## START RECORD EXTRACTS

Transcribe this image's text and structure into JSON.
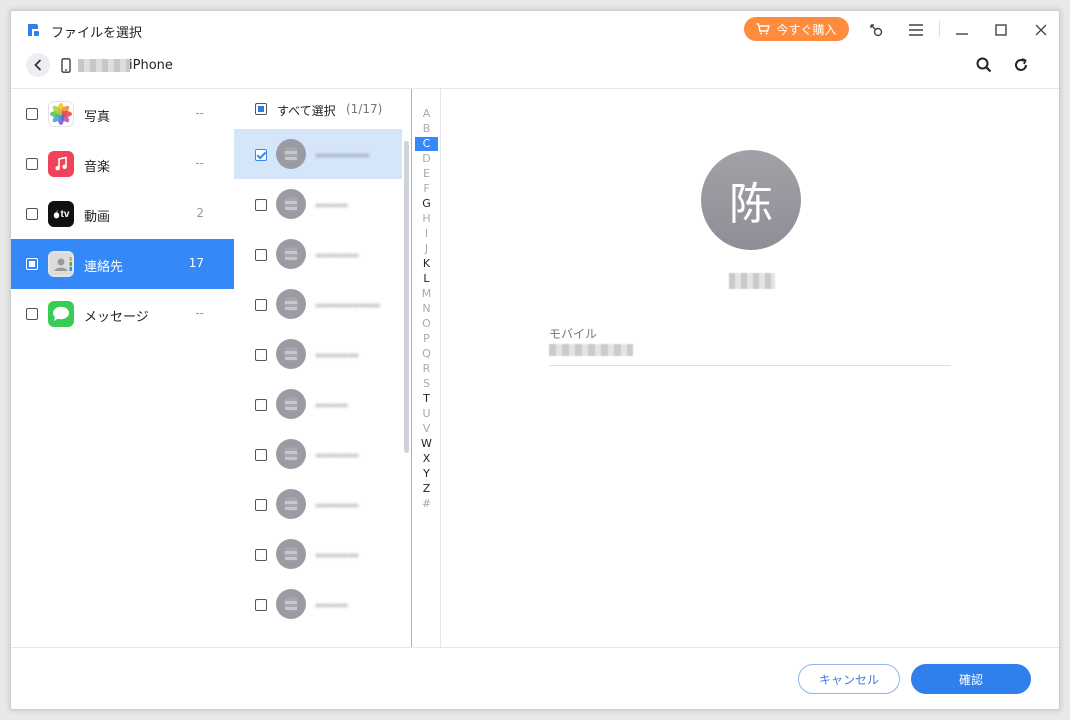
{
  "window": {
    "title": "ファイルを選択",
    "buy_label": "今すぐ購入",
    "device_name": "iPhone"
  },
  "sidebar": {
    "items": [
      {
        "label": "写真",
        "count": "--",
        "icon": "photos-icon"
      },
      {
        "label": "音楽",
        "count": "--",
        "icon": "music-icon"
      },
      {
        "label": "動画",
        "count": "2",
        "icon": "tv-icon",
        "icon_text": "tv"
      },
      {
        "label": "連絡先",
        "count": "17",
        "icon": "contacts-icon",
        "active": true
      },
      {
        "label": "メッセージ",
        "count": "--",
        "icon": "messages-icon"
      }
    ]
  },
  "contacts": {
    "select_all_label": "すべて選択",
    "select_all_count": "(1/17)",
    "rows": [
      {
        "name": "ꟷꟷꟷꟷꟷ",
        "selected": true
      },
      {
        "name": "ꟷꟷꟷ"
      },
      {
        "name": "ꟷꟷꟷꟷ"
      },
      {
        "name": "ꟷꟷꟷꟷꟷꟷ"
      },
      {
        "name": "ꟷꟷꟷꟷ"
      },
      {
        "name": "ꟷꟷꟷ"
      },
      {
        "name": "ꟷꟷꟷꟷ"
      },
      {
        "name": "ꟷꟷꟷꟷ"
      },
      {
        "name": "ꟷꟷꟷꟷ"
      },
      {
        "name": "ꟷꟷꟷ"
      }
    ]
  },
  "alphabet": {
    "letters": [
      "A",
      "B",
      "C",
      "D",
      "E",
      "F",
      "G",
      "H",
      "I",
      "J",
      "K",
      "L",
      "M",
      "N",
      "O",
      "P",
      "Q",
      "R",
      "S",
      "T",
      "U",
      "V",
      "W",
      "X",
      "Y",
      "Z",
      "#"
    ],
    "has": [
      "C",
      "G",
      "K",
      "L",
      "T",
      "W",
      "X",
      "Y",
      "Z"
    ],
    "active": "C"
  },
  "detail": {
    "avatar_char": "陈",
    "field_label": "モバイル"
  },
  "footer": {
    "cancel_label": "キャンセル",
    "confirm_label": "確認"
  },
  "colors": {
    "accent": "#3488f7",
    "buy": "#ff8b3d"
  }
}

## END RECORD EXTRACTS
## START RECORD EXTRACTS

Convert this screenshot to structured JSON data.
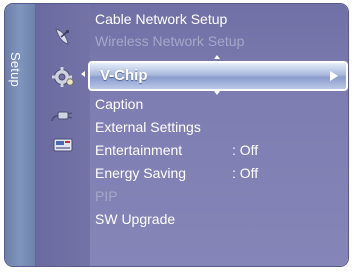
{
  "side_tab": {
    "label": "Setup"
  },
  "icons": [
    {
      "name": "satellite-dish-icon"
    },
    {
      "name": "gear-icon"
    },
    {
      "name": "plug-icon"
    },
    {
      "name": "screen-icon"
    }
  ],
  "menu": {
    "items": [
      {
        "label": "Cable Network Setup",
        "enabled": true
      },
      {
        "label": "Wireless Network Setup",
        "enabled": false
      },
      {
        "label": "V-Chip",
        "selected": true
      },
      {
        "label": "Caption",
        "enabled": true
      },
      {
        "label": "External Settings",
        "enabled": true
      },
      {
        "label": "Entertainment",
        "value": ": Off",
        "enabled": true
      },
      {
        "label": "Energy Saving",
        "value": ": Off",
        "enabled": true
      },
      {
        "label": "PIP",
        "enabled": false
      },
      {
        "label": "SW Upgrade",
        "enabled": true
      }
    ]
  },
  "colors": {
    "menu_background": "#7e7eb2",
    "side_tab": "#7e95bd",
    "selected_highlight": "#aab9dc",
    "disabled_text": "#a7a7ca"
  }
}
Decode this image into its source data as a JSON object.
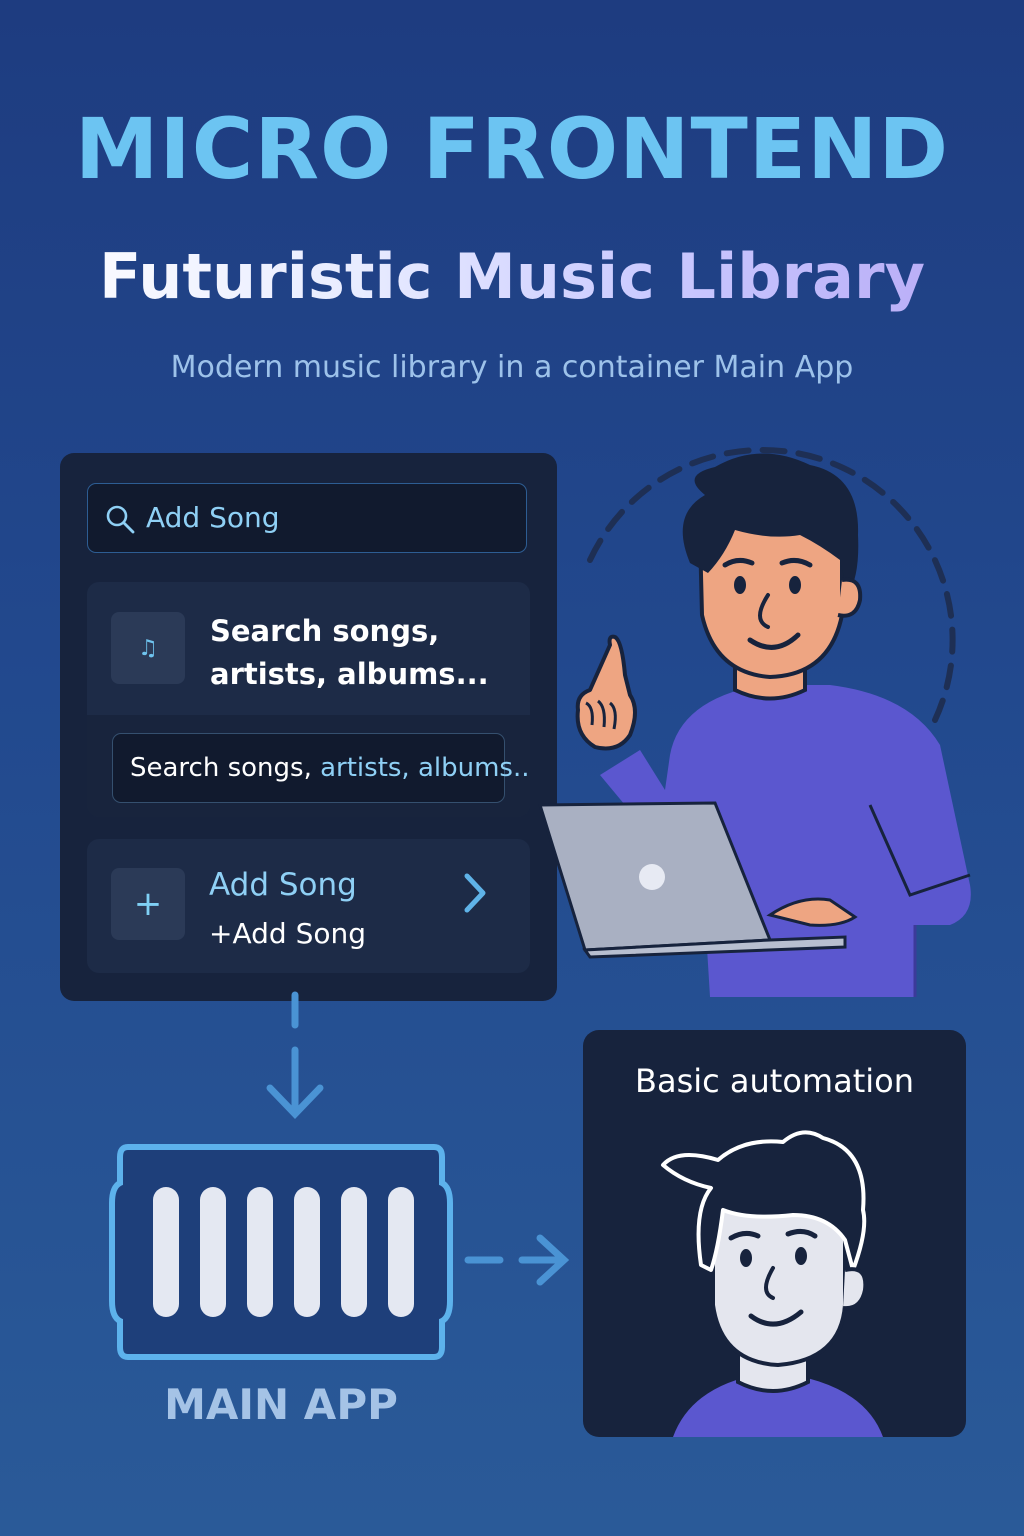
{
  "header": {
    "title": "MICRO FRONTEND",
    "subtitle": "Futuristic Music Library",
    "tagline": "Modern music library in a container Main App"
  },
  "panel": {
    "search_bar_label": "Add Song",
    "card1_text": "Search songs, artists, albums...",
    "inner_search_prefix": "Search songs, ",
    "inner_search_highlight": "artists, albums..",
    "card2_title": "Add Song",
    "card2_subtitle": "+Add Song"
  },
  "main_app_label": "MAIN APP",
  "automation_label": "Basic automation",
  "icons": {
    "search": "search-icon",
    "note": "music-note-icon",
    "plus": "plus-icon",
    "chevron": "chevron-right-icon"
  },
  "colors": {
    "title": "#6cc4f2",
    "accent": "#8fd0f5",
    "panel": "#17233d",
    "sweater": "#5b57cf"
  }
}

## END RECORD EXTRACTS

**AIM OF THE EXERCISE**: Look through the material above and pick out each line holding the word "Network".

**WORKED SOLUTION**:
        "label": "Cable Network Setup",
        "label": "Wireless Network Setup",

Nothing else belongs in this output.